EXTRAIT DU TEXTE:
/regional/sherbrooke/centreduquebec

Qui achètera l’asile «hanté» à 2,8 M$?

Un ancien asile considéré comme l’un des sites les plus hantés du Québec a été mis en vente au coût de 2,8 M$.

Roger Thivierge a décidé de se départir de l’ancien asile de Sainte-Clothilde-de-Horton, au Centre-du-Québec, notamment parce qu’il manque de relève pour développer le vaste domaine où il est situé.

«C’est trop gros ! [...] On a décidé de tourner la page», commente le propriétaire qui veut se concentrer sur son élevage canin.

 

«C'est 120 hectares de propriété, des terres en grande culture, l'ancien camping, une érablière vierge, une île», explique-t-il.

Le bâtiment vedette, surnommé l’«asile», a été abandonné il y a 30 ans à la suite d’un incendie qui a causé la mort d’une dizaine de personnes handicapées mentales.

Paranormal

Depuis, des phénomènes paranormaux y auraient été observés et attiraient de nombreux curieux chaque année. L’organisme APPA Paranormal dit avoir capté des voix alarmantes dans cet «asile», dont celle d’un ancien usager qui se serait suicidé par pendaison au sous-sol.

Selon M. Thivierge, le fait que l’endroit soit reconnu comme étant hanté pourrait aider à la vente.

«90% de la population tripe sur les histoires de fantômes», fait-il valoir.

Pour le site, qui comprend notamment une île sur la rivière Nicolet, le propriétaire demande 2,8 millions $, un montant qui aurait été déterminé par une étude professionnelle.

Sa vente a été confiée à un courtier immobilier de RE/MAX.

JEU DE DONNÉES:

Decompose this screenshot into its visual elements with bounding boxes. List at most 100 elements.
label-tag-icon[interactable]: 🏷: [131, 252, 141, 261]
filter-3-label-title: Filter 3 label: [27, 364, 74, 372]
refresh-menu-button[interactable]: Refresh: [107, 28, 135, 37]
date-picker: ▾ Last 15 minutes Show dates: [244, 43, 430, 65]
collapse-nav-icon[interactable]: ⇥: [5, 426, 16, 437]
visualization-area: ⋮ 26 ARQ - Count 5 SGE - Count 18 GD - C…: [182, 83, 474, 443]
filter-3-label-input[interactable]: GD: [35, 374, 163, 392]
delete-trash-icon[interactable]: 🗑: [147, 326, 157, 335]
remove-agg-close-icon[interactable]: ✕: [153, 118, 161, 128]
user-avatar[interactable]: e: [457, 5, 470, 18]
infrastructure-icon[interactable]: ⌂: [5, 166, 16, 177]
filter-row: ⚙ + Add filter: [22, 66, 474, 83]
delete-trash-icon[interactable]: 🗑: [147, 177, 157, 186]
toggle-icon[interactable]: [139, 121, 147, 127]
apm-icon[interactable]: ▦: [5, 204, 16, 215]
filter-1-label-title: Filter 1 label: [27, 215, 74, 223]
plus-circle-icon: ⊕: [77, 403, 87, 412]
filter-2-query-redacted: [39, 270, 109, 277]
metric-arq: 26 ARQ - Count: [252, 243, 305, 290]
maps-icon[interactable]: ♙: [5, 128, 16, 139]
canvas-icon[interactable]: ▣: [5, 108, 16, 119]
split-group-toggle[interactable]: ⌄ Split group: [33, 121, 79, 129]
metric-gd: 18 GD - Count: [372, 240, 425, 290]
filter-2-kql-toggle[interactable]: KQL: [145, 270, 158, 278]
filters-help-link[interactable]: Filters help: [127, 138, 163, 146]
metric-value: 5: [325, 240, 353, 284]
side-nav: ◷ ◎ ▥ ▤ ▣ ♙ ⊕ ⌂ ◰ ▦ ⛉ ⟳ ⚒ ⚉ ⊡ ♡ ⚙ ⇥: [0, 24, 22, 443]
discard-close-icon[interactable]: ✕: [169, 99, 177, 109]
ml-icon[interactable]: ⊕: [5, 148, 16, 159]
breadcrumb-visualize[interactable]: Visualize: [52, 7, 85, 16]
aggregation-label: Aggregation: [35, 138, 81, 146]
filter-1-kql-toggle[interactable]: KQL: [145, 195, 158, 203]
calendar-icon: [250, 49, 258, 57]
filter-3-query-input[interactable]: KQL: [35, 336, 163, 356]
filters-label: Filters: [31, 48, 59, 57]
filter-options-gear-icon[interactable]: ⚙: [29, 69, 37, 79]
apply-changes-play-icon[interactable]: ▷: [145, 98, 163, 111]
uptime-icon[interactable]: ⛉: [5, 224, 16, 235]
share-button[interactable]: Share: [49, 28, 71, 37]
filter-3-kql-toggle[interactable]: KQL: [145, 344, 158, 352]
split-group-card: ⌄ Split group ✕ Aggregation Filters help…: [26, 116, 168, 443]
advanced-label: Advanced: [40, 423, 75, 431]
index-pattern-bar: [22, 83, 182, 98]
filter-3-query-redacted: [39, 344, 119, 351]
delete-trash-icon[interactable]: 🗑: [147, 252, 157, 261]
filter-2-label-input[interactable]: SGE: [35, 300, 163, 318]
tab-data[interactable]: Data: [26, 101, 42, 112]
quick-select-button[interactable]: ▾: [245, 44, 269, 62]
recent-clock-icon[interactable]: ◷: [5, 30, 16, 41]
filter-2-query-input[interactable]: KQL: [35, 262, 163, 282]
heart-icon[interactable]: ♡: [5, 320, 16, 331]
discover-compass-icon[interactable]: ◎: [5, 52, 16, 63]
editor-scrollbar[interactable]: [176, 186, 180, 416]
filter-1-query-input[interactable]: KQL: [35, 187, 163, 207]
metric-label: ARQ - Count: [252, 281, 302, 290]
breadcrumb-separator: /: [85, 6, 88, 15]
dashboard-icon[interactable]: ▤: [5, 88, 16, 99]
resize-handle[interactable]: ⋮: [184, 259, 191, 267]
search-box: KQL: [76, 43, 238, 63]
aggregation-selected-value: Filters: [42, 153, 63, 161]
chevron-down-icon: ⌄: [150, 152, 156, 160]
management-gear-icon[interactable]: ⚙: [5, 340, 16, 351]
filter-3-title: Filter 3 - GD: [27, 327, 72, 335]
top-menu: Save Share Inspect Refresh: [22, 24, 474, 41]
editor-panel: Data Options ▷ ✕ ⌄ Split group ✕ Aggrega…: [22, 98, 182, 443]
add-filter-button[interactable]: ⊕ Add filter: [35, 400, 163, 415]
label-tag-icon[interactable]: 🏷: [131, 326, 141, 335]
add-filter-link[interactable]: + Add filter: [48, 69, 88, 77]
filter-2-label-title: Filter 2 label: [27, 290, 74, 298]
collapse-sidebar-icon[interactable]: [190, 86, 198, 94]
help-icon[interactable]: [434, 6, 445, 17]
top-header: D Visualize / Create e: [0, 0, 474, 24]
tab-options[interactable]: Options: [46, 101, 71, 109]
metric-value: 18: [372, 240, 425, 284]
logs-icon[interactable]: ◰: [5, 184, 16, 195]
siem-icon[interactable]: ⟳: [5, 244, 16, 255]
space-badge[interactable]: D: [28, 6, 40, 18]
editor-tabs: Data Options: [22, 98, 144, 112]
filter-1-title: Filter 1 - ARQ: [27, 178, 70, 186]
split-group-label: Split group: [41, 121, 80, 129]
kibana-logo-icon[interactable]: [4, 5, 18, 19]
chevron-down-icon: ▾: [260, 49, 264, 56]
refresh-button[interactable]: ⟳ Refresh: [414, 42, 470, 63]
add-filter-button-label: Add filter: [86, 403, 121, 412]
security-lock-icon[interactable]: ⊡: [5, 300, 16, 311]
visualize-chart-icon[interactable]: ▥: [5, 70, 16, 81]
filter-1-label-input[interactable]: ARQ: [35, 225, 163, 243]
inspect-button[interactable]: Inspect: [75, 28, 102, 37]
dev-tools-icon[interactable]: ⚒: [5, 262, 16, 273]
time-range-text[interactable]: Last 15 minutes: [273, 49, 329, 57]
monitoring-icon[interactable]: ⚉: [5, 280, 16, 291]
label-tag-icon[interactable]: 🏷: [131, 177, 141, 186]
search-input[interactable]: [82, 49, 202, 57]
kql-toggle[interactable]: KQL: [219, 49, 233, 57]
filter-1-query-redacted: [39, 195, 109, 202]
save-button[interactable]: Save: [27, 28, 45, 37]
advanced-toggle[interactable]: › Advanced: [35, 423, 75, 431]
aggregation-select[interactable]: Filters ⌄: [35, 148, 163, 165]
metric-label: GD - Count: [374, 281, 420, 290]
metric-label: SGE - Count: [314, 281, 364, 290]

MISE EN PRATIQUE:
1. Les affirmations suivantes sont-elles conformes à l'article sur l'ancien asile ? Répondez par oui ou par non pour chacune et citez les mots du texte qui tranchent. (a) Le propriétaire souhaite se consacrer à son élevage de chiens. (b) Le bâtiment a été abandonné il y a 50 ans. (c) La vente a été confiée à un notaire.
2. Extrayez de l'article sur l'ancien asile le passage qui commence aux mots "Roger Thivierge a" et se termine après les mots "son élevage canin.".
3. Traduisez en anglais cette phrase de l'article sur l'ancien asile : «Selon M. Thivierge, le fait que l’endroit soit reconnu comme étant hanté pourrait aider à la vente.»

CORRIGÉ DE L'EXERCICE:
1.
(a) Oui : «le propriétaire qui veut se concentrer sur son élevage canin».
(b) Non : «a été abandonné il y a 30 ans».
(c) Non : «Sa vente a été confiée à un courtier immobilier de RE/MAX.»

2.
Roger Thivierge a décidé de se départir de l’ancien asile de Sainte-Clothilde-de-Horton, au Centre-du-Québec, notamment parce qu’il manque de relève pour développer le vaste domaine où il est situé.

«C’est trop gros ! [...] On a décidé de tourner la page», commente le propriétaire qui veut se concentrer sur son élevage canin.

3. According to Mr. Thivierge, the fact that the place is known to be haunted could help the sale.